**WHAT IS NEEDED:**
Extract all lines that hold "divin" from the records below.

━━━ DATA ROWS ━━━

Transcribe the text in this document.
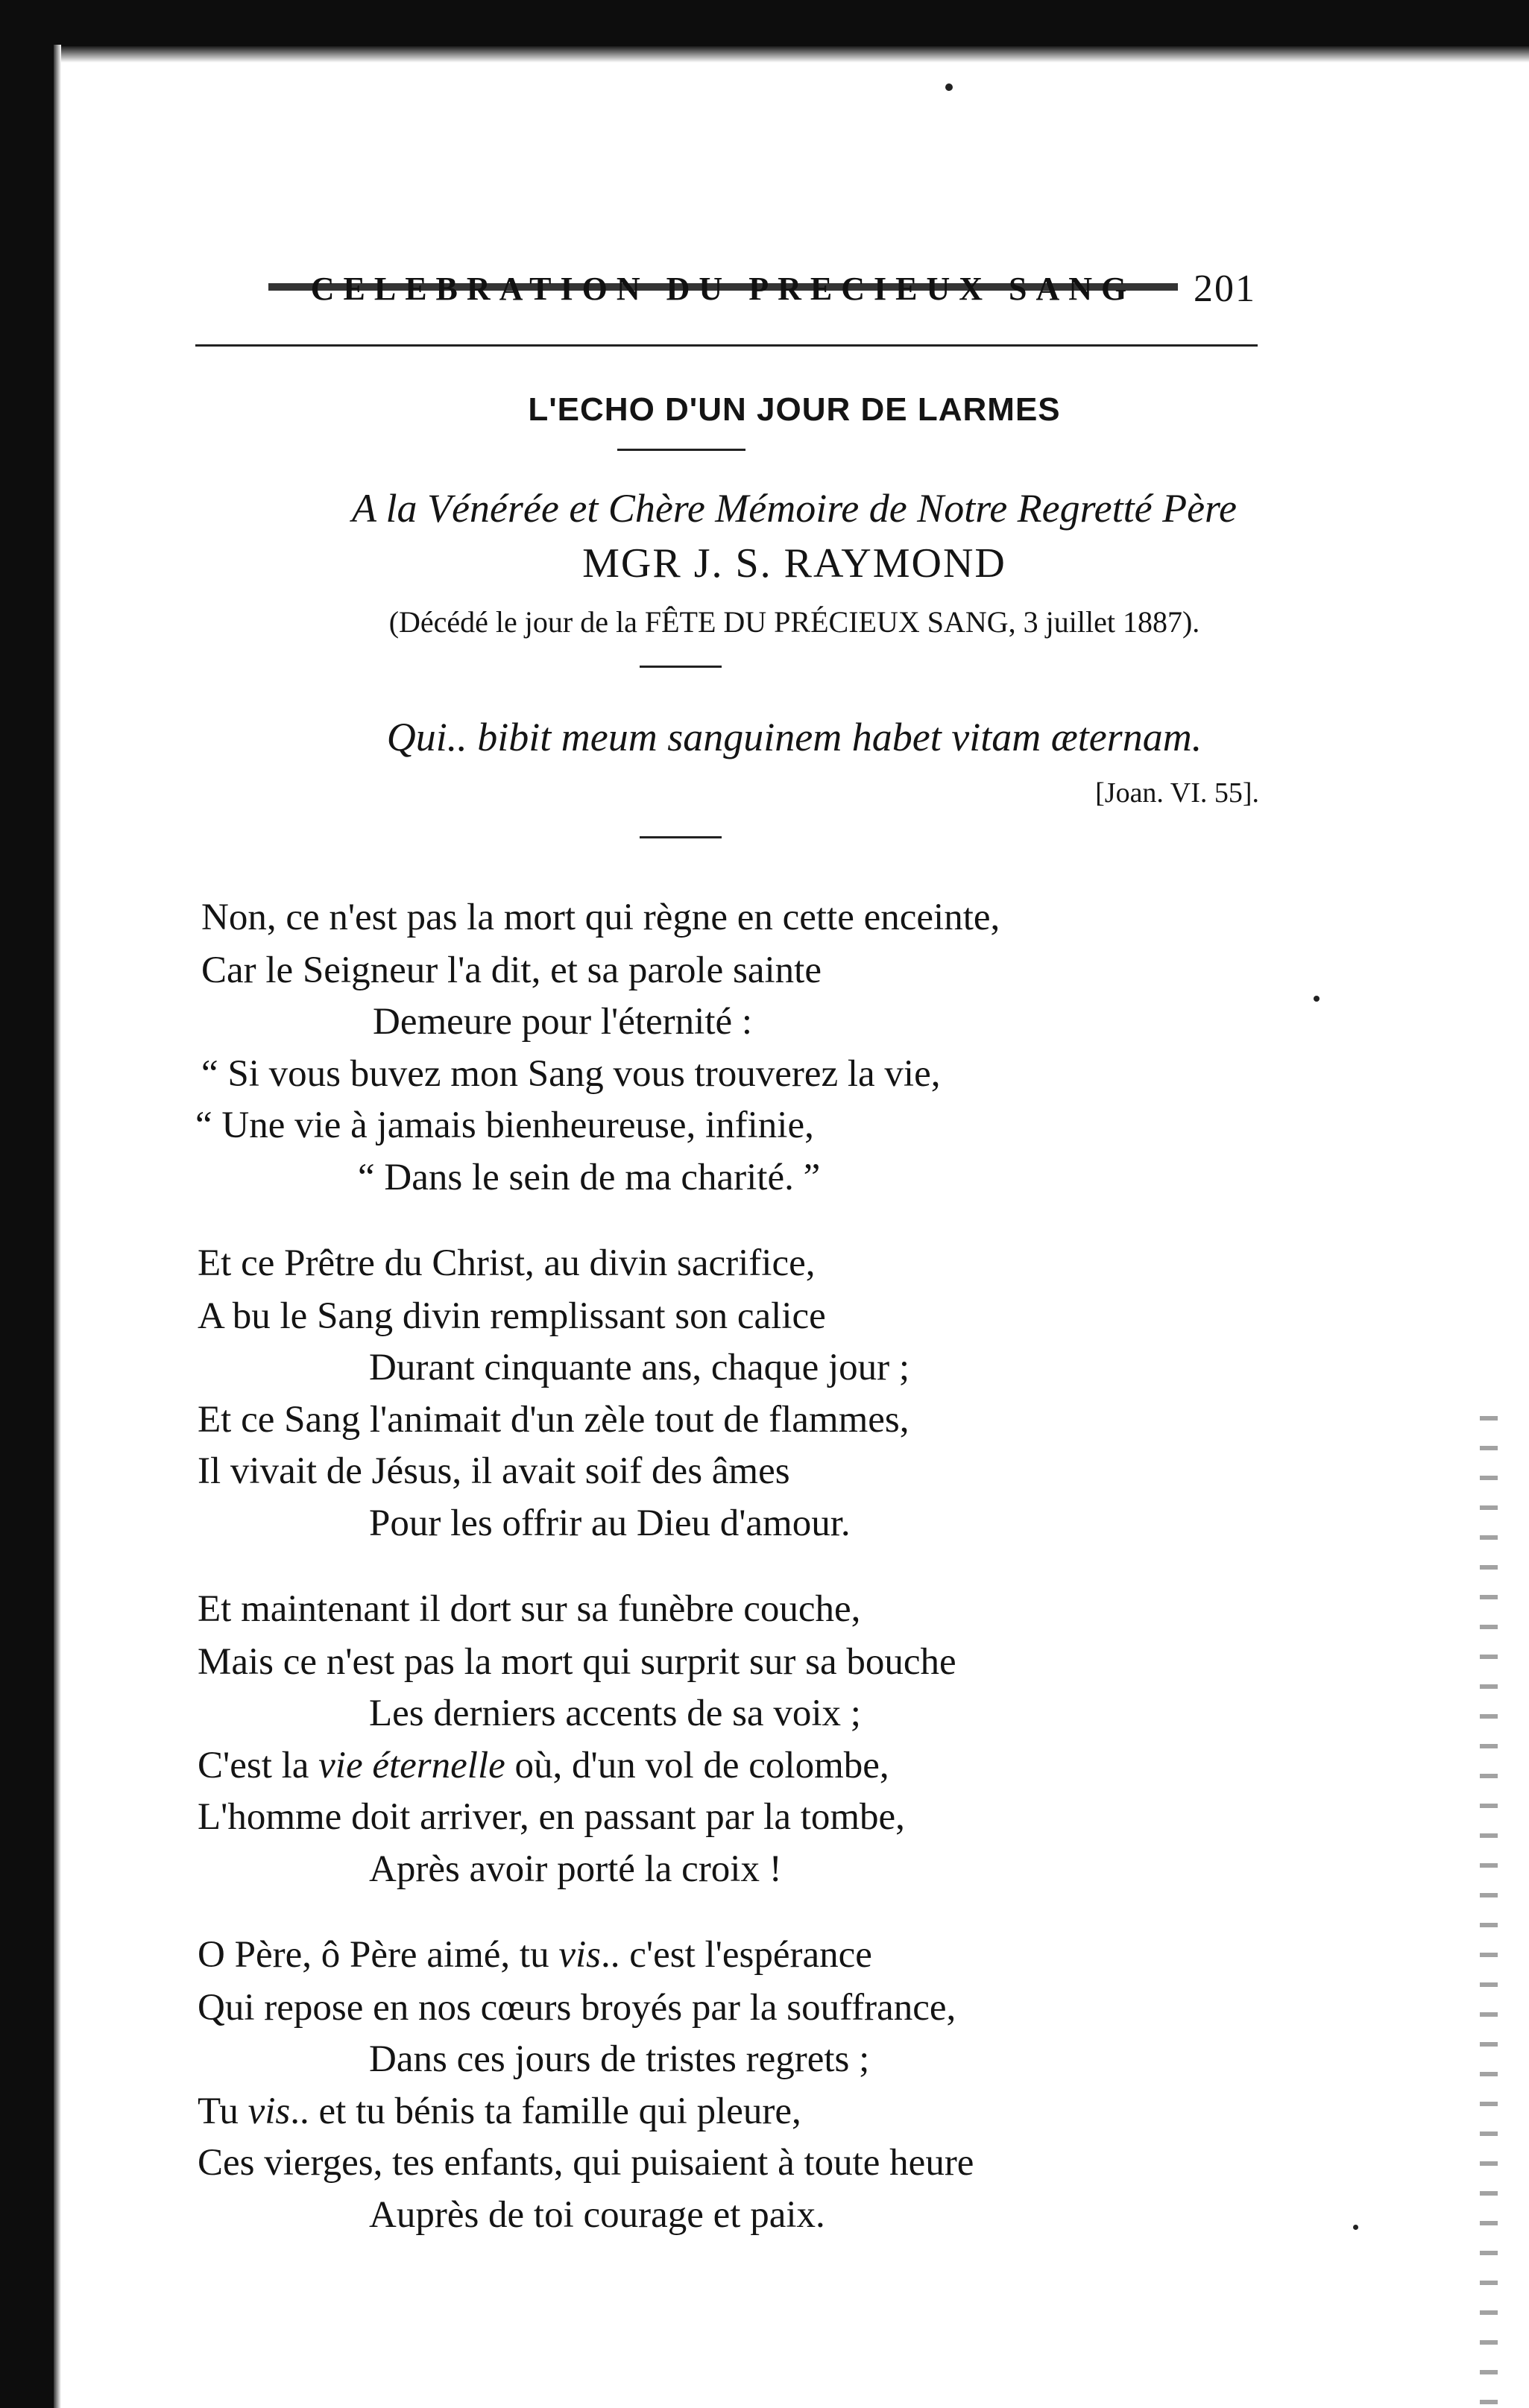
CELEBRATION DU PRECIEUX SANG 201
L'ECHO D'UN JOUR DE LARMES
A la Vénérée et Chère Mémoire de Notre Regretté Père
MGR J. S. RAYMOND
(Décédé le jour de la FÊTE DU PRÉCIEUX SANG, 3 juillet 1887).
Qui.. bibit meum sanguinem habet vitam æternam.
[Joan. VI. 55].
Non, ce n'est pas la mort qui règne en cette enceinte,
Car le Seigneur l'a dit, et sa parole sainte
Demeure pour l'éternité :
“ Si vous buvez mon Sang vous trouverez la vie,
“ Une vie à jamais bienheureuse, infinie,
“ Dans le sein de ma charité. ”
Et ce Prêtre du Christ, au divin sacrifice,
A bu le Sang divin remplissant son calice
Durant cinquante ans, chaque jour ;
Et ce Sang l'animait d'un zèle tout de flammes,
Il vivait de Jésus, il avait soif des âmes
Pour les offrir au Dieu d'amour.
Et maintenant il dort sur sa funèbre couche,
Mais ce n'est pas la mort qui surprit sur sa bouche
Les derniers accents de sa voix ;
C'est la vie éternelle où, d'un vol de colombe,
L'homme doit arriver, en passant par la tombe,
Après avoir porté la croix !
O Père, ô Père aimé, tu vis.. c'est l'espérance
Qui repose en nos cœurs broyés par la souffrance,
Dans ces jours de tristes regrets ;
Tu vis.. et tu bénis ta famille qui pleure,
Ces vierges, tes enfants, qui puisaient à toute heure
Auprès de toi courage et paix.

━━━

**SOLUTION FOR THIS PROBLEM:**
Et ce Prêtre du Christ, au divin sacrifice,
A bu le Sang divin remplissant son calice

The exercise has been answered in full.